Copy the records below exactly, omitting any pictures they contain.

• [Provided data]:
# # # #

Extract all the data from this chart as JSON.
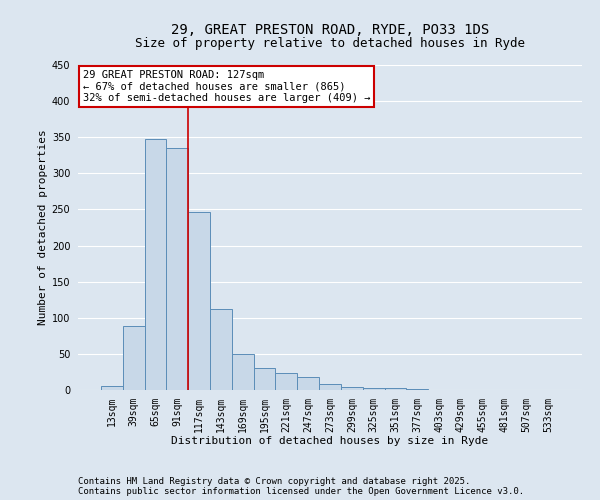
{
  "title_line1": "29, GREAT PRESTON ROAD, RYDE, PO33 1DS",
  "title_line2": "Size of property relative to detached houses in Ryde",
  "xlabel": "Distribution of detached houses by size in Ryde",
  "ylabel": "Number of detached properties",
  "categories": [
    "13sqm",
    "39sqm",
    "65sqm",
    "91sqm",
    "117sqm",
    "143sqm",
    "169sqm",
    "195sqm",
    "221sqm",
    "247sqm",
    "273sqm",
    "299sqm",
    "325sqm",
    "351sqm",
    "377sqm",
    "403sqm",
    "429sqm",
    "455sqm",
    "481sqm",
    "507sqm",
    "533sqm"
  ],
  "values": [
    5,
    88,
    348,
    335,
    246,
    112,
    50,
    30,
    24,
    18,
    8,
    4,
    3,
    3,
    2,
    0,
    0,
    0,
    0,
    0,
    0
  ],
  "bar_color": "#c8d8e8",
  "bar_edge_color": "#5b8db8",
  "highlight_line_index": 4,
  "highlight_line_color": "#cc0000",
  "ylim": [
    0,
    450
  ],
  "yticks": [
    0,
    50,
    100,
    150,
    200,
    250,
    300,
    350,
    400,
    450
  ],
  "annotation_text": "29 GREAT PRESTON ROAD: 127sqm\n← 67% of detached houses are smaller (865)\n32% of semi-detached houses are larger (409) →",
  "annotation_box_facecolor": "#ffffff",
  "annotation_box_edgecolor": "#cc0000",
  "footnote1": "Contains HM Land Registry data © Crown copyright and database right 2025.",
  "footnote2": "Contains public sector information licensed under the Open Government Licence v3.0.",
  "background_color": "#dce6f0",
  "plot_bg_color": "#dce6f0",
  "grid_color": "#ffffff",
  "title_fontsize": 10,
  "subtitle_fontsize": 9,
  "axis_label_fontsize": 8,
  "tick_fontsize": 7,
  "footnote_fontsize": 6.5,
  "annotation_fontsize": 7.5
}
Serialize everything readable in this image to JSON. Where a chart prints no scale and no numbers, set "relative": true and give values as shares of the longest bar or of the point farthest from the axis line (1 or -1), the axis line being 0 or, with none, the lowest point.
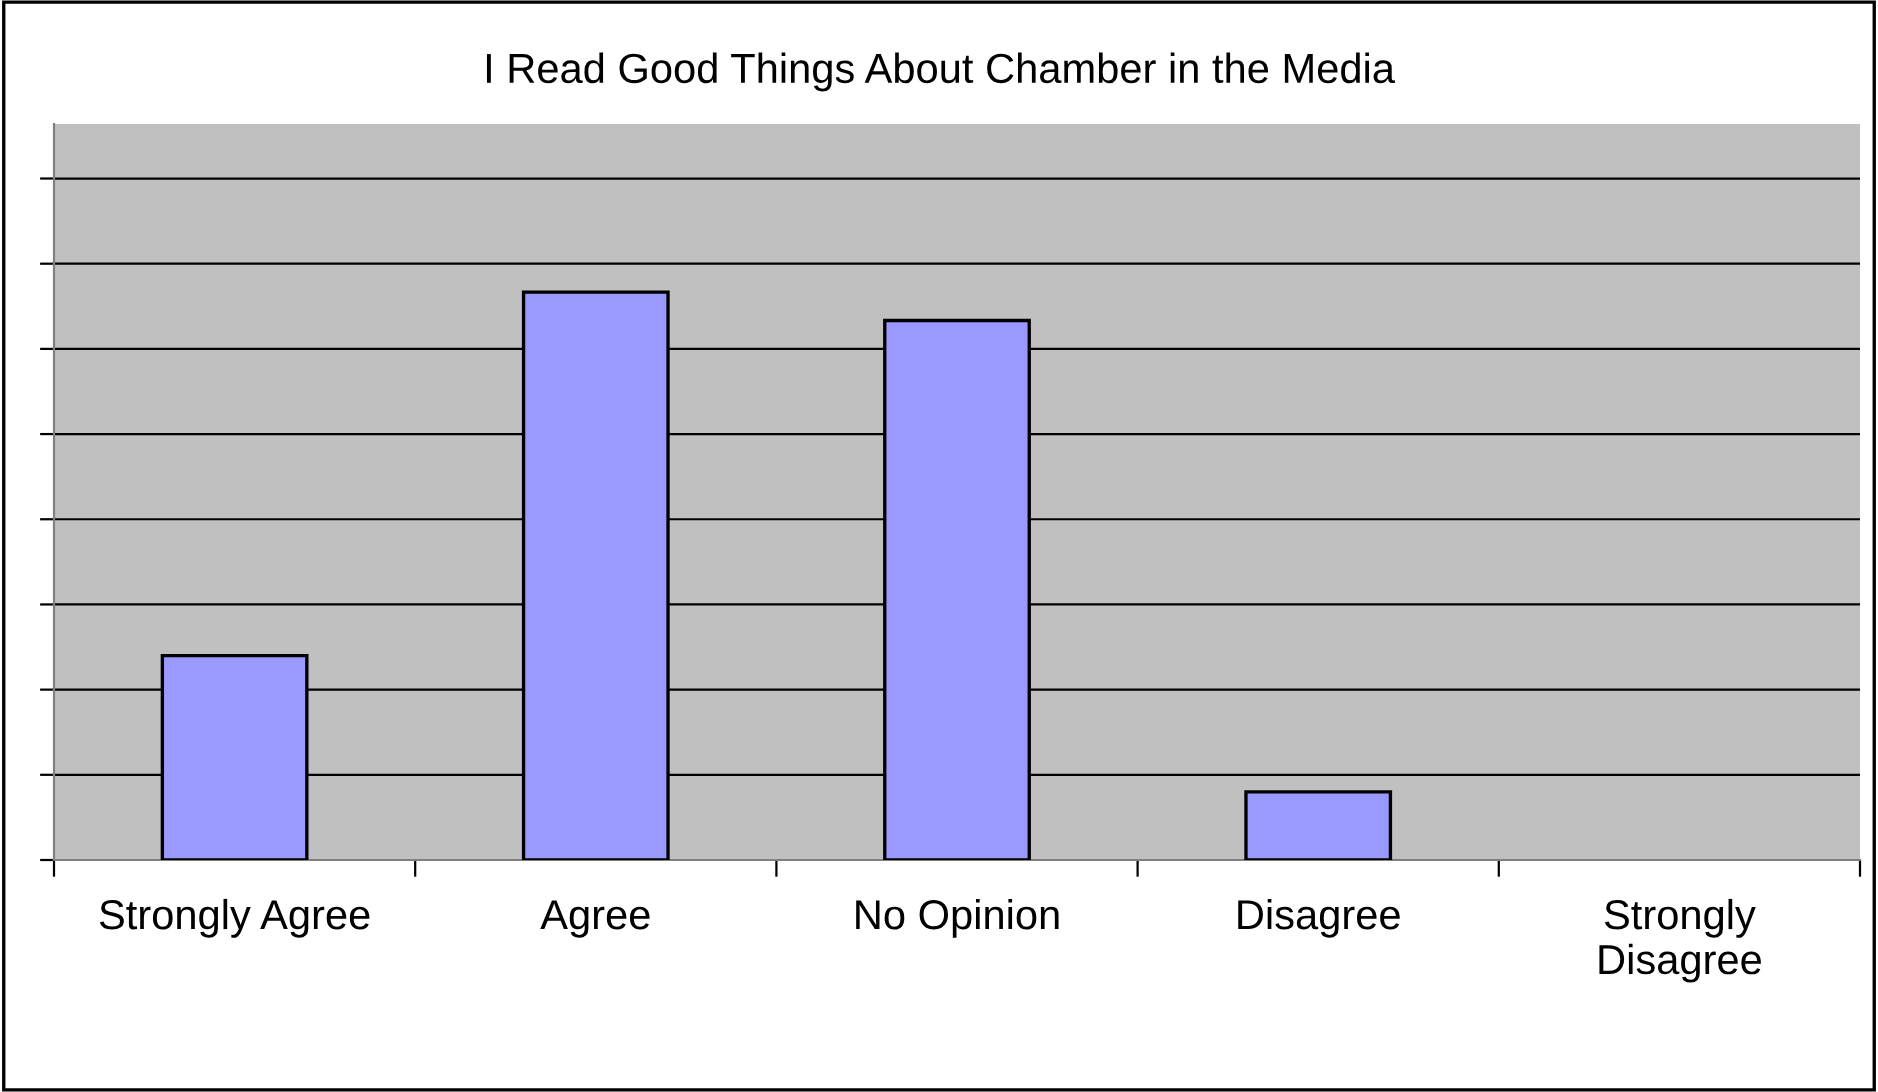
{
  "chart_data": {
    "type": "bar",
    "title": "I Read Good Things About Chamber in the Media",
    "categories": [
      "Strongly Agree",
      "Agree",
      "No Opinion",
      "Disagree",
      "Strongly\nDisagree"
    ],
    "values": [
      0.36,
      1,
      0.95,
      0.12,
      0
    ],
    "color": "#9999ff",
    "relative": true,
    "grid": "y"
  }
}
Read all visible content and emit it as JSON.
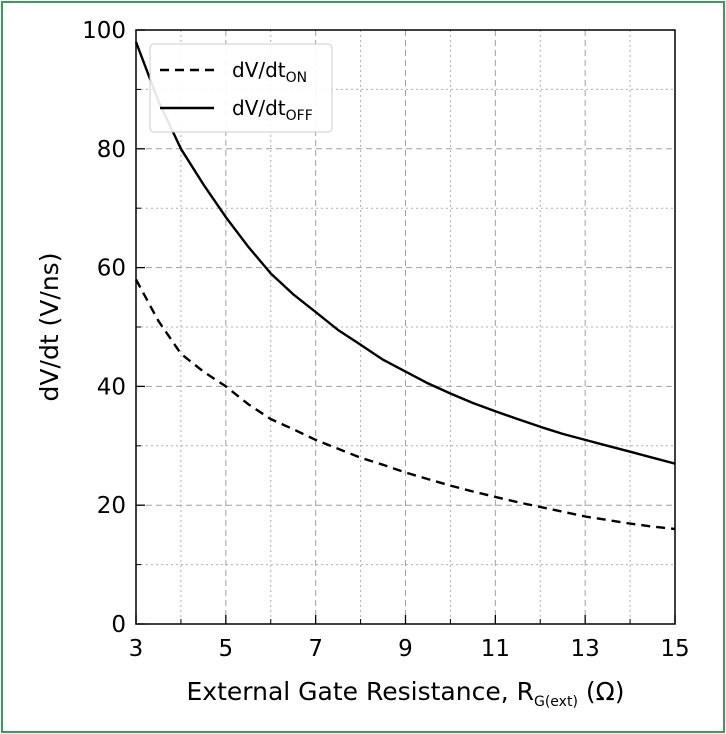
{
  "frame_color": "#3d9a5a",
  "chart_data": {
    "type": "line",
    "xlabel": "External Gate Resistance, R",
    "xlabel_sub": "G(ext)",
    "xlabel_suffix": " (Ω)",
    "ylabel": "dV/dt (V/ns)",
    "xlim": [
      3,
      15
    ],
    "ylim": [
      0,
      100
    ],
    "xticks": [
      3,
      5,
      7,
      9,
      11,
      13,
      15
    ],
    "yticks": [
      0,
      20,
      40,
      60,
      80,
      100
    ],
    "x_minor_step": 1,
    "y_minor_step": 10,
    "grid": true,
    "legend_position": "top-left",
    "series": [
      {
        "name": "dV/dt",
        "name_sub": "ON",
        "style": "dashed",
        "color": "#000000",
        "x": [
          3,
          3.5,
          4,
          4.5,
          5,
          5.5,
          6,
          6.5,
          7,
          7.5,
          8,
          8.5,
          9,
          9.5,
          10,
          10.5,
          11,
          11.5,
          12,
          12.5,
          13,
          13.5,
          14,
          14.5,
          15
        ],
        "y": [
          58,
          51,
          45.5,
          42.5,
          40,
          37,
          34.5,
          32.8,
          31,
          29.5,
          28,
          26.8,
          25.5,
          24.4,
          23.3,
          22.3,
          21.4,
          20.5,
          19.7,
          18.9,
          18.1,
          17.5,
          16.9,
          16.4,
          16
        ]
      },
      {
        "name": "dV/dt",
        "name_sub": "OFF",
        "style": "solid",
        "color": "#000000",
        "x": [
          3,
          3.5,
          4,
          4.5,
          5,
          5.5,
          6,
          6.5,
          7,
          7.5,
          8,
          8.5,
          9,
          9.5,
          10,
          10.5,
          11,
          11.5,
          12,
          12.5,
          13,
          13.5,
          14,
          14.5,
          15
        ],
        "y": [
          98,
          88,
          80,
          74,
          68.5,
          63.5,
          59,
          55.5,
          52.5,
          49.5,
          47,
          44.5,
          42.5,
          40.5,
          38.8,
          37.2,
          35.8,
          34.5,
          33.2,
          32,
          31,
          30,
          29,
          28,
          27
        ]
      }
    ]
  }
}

# # # #

• [The result]:
Extract all the data from this chart as JSON.
{
  "title_line1": "29, GREAT PRESTON ROAD, RYDE, PO33 1DS",
  "title_line2": "Size of property relative to detached houses in Ryde",
  "xlabel": "Distribution of detached houses by size in Ryde",
  "ylabel": "Number of detached properties",
  "categories": [
    "13sqm",
    "39sqm",
    "65sqm",
    "91sqm",
    "117sqm",
    "143sqm",
    "169sqm",
    "195sqm",
    "221sqm",
    "247sqm",
    "273sqm",
    "299sqm",
    "325sqm",
    "351sqm",
    "377sqm",
    "403sqm",
    "429sqm",
    "455sqm",
    "481sqm",
    "507sqm",
    "533sqm"
  ],
  "values": [
    5,
    88,
    348,
    335,
    246,
    112,
    50,
    30,
    24,
    18,
    8,
    4,
    3,
    3,
    2,
    0,
    0,
    0,
    0,
    0,
    0
  ],
  "bar_color": "#c8d8e8",
  "bar_edge_color": "#5b8db8",
  "highlight_line_index": 4,
  "highlight_line_color": "#cc0000",
  "ylim": [
    0,
    450
  ],
  "yticks": [
    0,
    50,
    100,
    150,
    200,
    250,
    300,
    350,
    400,
    450
  ],
  "annotation_text": "29 GREAT PRESTON ROAD: 127sqm\n← 67% of detached houses are smaller (865)\n32% of semi-detached houses are larger (409) →",
  "annotation_box_facecolor": "#ffffff",
  "annotation_box_edgecolor": "#cc0000",
  "footnote1": "Contains HM Land Registry data © Crown copyright and database right 2025.",
  "footnote2": "Contains public sector information licensed under the Open Government Licence v3.0.",
  "background_color": "#dce6f0",
  "plot_bg_color": "#dce6f0",
  "grid_color": "#ffffff",
  "title_fontsize": 10,
  "subtitle_fontsize": 9,
  "axis_label_fontsize": 8,
  "tick_fontsize": 7,
  "footnote_fontsize": 6.5,
  "annotation_fontsize": 7.5
}
Serialize everything readable in this image to JSON. Where a chart prints no scale and no numbers, set "relative": true and give values as shares of the longest bar or of the point farthest from the axis line (1 or -1), the axis line being 0 or, with none, the lowest point.
{
  "chart_data": {
    "type": "bar",
    "title": "I Read Good Things About Chamber in the Media",
    "categories": [
      "Strongly Agree",
      "Agree",
      "No Opinion",
      "Disagree",
      "Strongly\nDisagree"
    ],
    "values": [
      0.36,
      1,
      0.95,
      0.12,
      0
    ],
    "color": "#9999ff",
    "relative": true,
    "grid": "y"
  }
}
Read all visible content and emit it as JSON.
{
  "frame_color": "#3d9a5a",
  "chart_data": {
    "type": "line",
    "xlabel": "External Gate Resistance, R",
    "xlabel_sub": "G(ext)",
    "xlabel_suffix": " (Ω)",
    "ylabel": "dV/dt (V/ns)",
    "xlim": [
      3,
      15
    ],
    "ylim": [
      0,
      100
    ],
    "xticks": [
      3,
      5,
      7,
      9,
      11,
      13,
      15
    ],
    "yticks": [
      0,
      20,
      40,
      60,
      80,
      100
    ],
    "x_minor_step": 1,
    "y_minor_step": 10,
    "grid": true,
    "legend_position": "top-left",
    "series": [
      {
        "name": "dV/dt",
        "name_sub": "ON",
        "style": "dashed",
        "color": "#000000",
        "x": [
          3,
          3.5,
          4,
          4.5,
          5,
          5.5,
          6,
          6.5,
          7,
          7.5,
          8,
          8.5,
          9,
          9.5,
          10,
          10.5,
          11,
          11.5,
          12,
          12.5,
          13,
          13.5,
          14,
          14.5,
          15
        ],
        "y": [
          58,
          51,
          45.5,
          42.5,
          40,
          37,
          34.5,
          32.8,
          31,
          29.5,
          28,
          26.8,
          25.5,
          24.4,
          23.3,
          22.3,
          21.4,
          20.5,
          19.7,
          18.9,
          18.1,
          17.5,
          16.9,
          16.4,
          16
        ]
      },
      {
        "name": "dV/dt",
        "name_sub": "OFF",
        "style": "solid",
        "color": "#000000",
        "x": [
          3,
          3.5,
          4,
          4.5,
          5,
          5.5,
          6,
          6.5,
          7,
          7.5,
          8,
          8.5,
          9,
          9.5,
          10,
          10.5,
          11,
          11.5,
          12,
          12.5,
          13,
          13.5,
          14,
          14.5,
          15
        ],
        "y": [
          98,
          88,
          80,
          74,
          68.5,
          63.5,
          59,
          55.5,
          52.5,
          49.5,
          47,
          44.5,
          42.5,
          40.5,
          38.8,
          37.2,
          35.8,
          34.5,
          33.2,
          32,
          31,
          30,
          29,
          28,
          27
        ]
      }
    ]
  }
}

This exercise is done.